----- TRECHO DO DOCUMENTO -----
Tudo ao mesmo tempo agora


O diretor fala de "As Malas de Tulse Luper", sua trilogia que narra as aventuras de um escritor pelas prisões do mundo e que pretende reinventar a sétima arte


Lluís Amiguet
do "La Vanguardia"

O que eu tentei fazer em "The Tulse Luper Suitcases" [As Malas de Tulse Luper] foi cubismo no cinema. Mostrar o ser humano de todos os ângulos ao mesmo tempo." Essa é a explicação de Peter Greenaway para seu mais novo projeto, que conta a vida de um certo Tulse Luper (vivido pelo ator britânico J.J. Field), desde a infância no País de Gales até suas aventuras pelo mundo, por meio de três filmes de longa-metragem, uma série para TV, CD-ROMs -que permitem ao espectador bisbilhotar o conteúdo de cada uma das 92 malas de Luper-, DVDs e livros. O cineasta mais obsessivo da história em relação aos números ("Afogando em Números") e às coleções ("100 Objetos para Representar o Mundo") recheou as 92 malas com itens tais como 92 barras de ouro nazista, caçarolas, instrumentos musicais, 92 sapatos, um mapa do Paraíso, 92 folhas de papel de parede manchadas de sangue, 55 ferraduras, cardápios de restaurante chinês, uma publicação intitulada "Some Birds of the Northern Hemisphere", um cadáver etc. O primeiro filme da saga, "The Tulse Luper Suitcases Part 1 - The Moab Story", foi apresentado no 56º Festival de Cannes deste ano. A trilogia cobre 60 anos do século 20, da descoberta do urânio em 1928 no Colorado ao colapso do Muro de Berlim e o fim da Guerra Fria em 1989. Tulse Luper é um escritor e "prisioneiro profissional": ele é encarcerado 16 vezes ao longo da história que, depois do País de Gales, passa para o deserto de Moab, em Utah (EUA), entre os mórmons e depois segue para a Antuérpia, onde Luper é capturado por fascistas belgas.

Vou ser muito sincero: custei muito a entender seu filme.
O cinema é péssimo contando histórias. Se o senhor queria uma boa história, o senhor deveria ter lido um bom romance.

Então, o que foi que eu vi?
Uma coisa viva. "Casablanca" [1942, de Michael Curtiz] está morto e enterrado. O senhor viu uma obra que está viva e se renovando, da qual farei várias versões: quatro, cinco, seis... Veremos.

Não sei se isso é muito comercial...
E daí? O que é comercial? Hollywood está morto. É um dinossauro terminal cujo cérebro morreu faz tempo, mas cujo rabo continua a se mexer. Ainda lhe resta uma década de espasmos agônicos e depois desaparecerá.

O senhor não é o primeiro a fazer essa profecia.
Hollywood morreu em 31/9/1983. É o dia em que o controle remoto foi usado pela primeira vez. A partir daí, ninguém se conformou em engolir um filme inteiro de forma passiva. O que eu fiz foi simplesmente aceitar a realidade e atualizar a linguagem do cinema usando aquilo que a tecnologia já oferece.
-----
LISTA DE TAREFAS -
1. Segundo o trecho do documento, quantas vezes Tulse Luper é encarcerado ao longo da história?
2. Transcreva do trecho do documento a parte que abre com as palavras que contêm "O cinema é péssimo" e fecha com "fazer essa profecia.".
----- DADOS -----
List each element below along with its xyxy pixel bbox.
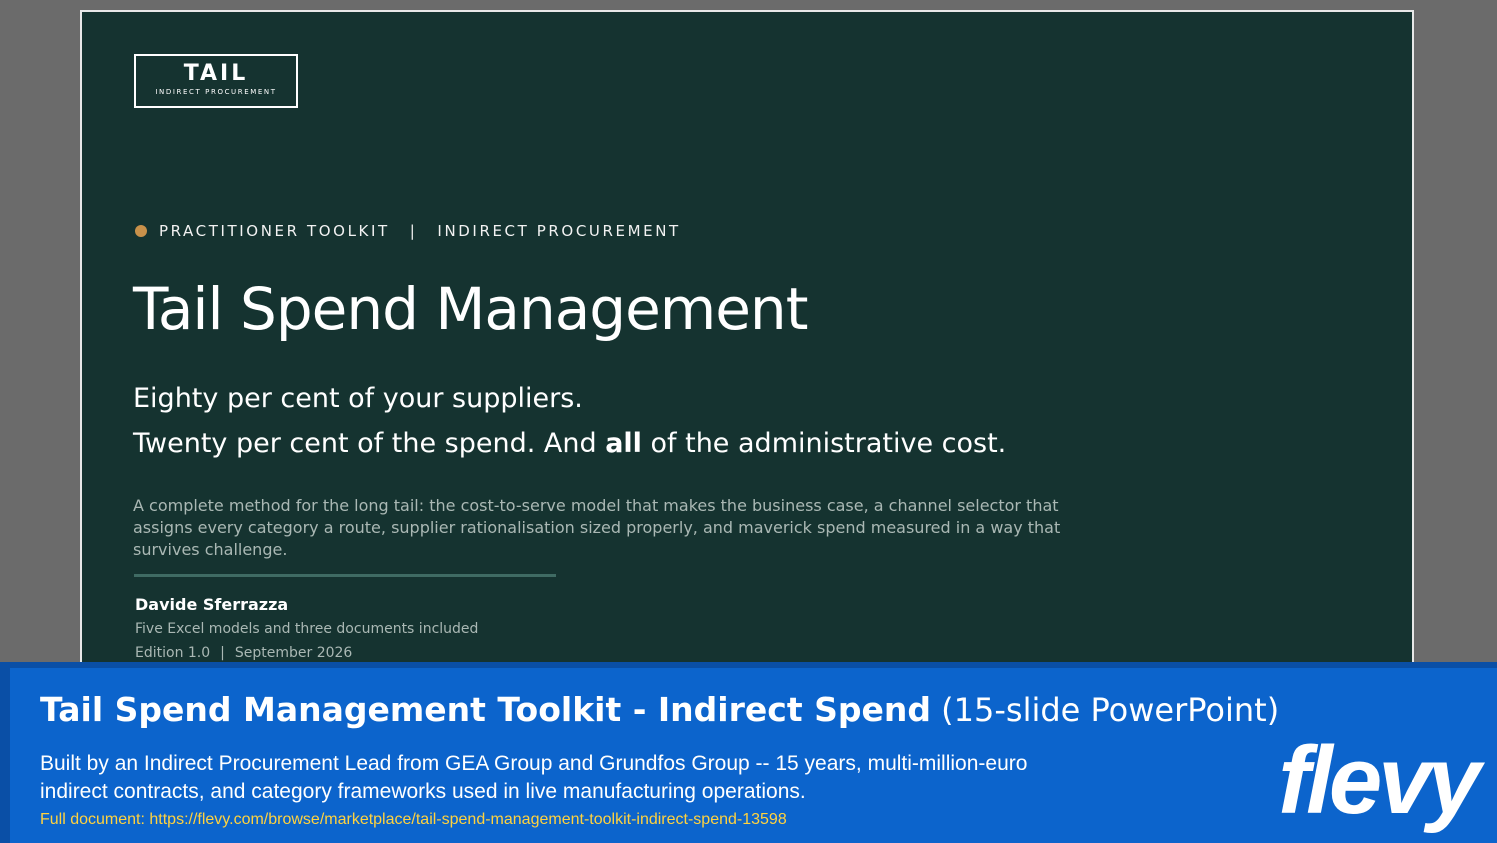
-----
RESPOSTAS POR TAREFA -
1. Dezesseis vezes.

2.
O cinema é péssimo contando histórias. Se o senhor queria uma boa história, o senhor deveria ter lido um bom romance.

Então, o que foi que eu vi?
Uma coisa viva. "Casablanca" [1942, de Michael Curtiz] está morto e enterrado. O senhor viu uma obra que está viva e se renovando, da qual farei várias versões: quatro, cinco, seis... Veremos.

Não sei se isso é muito comercial...
E daí? O que é comercial? Hollywood está morto. É um dinossauro terminal cujo cérebro morreu faz tempo, mas cujo rabo continua a se mexer. Ainda lhe resta uma década de espasmos agônicos e depois desaparecerá.

O senhor não é o primeiro a fazer essa profecia.